Required action: When a line in the listing below contains the word "FIGURE", return a copy of that line.

::::::::

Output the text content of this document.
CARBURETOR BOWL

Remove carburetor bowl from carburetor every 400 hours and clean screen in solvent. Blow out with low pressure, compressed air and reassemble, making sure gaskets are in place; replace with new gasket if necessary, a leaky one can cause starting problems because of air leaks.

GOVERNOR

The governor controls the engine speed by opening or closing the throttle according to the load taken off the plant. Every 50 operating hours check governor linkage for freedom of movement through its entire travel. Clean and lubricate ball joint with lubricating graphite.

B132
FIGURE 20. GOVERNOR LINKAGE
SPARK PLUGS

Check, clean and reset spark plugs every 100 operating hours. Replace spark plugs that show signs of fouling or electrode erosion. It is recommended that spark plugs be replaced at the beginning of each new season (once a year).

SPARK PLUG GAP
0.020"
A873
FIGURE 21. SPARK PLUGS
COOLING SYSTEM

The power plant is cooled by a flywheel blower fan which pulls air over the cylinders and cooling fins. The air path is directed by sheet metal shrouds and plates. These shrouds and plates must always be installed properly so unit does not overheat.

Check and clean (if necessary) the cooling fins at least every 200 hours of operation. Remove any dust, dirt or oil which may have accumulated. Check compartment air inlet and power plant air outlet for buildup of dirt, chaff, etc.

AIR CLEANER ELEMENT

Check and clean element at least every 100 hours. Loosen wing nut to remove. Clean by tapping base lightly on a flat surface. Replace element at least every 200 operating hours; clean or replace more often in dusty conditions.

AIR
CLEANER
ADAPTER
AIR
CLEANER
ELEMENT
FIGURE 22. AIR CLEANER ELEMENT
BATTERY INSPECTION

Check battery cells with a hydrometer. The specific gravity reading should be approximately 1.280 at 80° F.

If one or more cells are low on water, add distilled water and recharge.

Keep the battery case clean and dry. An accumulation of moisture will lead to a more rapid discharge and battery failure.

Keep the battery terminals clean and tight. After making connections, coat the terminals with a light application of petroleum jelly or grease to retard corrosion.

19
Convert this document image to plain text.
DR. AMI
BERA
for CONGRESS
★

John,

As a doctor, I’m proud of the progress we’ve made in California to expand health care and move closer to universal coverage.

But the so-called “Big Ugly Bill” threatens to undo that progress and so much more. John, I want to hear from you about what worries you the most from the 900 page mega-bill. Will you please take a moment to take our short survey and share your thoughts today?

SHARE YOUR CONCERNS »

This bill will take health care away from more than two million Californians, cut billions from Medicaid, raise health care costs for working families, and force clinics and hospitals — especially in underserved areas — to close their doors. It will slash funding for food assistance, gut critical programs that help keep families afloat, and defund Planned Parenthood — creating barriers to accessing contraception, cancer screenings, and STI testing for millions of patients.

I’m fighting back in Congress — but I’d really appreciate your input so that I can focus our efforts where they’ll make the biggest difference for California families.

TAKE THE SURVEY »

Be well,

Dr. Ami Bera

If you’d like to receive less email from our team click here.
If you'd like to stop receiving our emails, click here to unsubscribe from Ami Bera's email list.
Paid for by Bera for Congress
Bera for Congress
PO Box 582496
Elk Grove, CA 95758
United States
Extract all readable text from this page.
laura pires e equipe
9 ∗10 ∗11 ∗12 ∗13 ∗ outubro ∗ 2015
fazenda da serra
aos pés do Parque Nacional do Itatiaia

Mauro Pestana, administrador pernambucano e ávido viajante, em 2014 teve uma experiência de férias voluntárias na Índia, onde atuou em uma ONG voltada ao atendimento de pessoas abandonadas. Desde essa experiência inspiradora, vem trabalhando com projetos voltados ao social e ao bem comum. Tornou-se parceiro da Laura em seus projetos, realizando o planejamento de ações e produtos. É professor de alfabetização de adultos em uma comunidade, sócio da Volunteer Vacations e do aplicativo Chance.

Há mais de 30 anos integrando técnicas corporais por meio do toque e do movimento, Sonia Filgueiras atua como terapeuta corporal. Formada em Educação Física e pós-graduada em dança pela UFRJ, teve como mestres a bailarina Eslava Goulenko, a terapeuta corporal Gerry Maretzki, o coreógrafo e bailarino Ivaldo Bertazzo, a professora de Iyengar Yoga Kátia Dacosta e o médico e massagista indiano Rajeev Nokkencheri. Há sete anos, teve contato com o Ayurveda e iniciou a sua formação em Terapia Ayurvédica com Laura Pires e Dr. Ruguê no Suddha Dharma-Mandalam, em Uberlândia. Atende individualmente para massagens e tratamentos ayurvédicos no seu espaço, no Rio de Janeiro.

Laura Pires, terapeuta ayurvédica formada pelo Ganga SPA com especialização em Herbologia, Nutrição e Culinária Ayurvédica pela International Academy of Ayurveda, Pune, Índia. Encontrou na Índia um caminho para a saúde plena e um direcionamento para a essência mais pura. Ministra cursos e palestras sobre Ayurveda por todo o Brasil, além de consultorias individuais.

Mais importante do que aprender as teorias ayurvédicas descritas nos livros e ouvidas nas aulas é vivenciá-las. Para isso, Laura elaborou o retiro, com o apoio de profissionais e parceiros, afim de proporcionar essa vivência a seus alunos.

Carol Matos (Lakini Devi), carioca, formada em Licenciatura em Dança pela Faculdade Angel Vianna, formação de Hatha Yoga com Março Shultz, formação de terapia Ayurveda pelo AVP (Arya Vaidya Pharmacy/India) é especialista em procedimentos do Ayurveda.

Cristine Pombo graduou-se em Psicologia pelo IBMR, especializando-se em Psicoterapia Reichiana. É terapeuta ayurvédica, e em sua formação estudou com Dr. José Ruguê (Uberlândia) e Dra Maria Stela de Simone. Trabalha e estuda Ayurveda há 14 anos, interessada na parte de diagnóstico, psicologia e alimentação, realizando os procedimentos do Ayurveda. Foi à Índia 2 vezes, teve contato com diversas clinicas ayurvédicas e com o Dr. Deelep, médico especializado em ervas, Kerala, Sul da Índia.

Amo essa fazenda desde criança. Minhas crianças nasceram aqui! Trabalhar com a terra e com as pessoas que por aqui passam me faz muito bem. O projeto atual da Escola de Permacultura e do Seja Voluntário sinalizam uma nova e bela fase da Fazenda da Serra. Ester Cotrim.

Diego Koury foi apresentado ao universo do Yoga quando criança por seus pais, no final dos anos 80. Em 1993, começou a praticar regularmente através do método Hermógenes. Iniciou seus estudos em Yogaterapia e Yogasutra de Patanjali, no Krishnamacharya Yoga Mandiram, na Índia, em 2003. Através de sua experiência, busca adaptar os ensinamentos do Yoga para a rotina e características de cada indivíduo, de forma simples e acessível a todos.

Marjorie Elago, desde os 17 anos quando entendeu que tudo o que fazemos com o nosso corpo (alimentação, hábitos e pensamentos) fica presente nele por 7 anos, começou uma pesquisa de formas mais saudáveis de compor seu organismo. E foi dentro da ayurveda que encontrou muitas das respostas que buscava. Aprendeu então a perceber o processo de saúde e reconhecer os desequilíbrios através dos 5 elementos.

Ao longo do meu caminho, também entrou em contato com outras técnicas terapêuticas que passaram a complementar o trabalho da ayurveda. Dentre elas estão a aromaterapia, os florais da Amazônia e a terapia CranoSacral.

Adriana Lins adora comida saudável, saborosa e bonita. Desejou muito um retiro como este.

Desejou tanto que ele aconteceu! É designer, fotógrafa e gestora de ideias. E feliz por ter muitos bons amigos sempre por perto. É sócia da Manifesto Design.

::::::::

Exercise output:
FIGURE 20. GOVERNOR LINKAGE
FIGURE 21. SPARK PLUGS
FIGURE 22. AIR CLEANER ELEMENT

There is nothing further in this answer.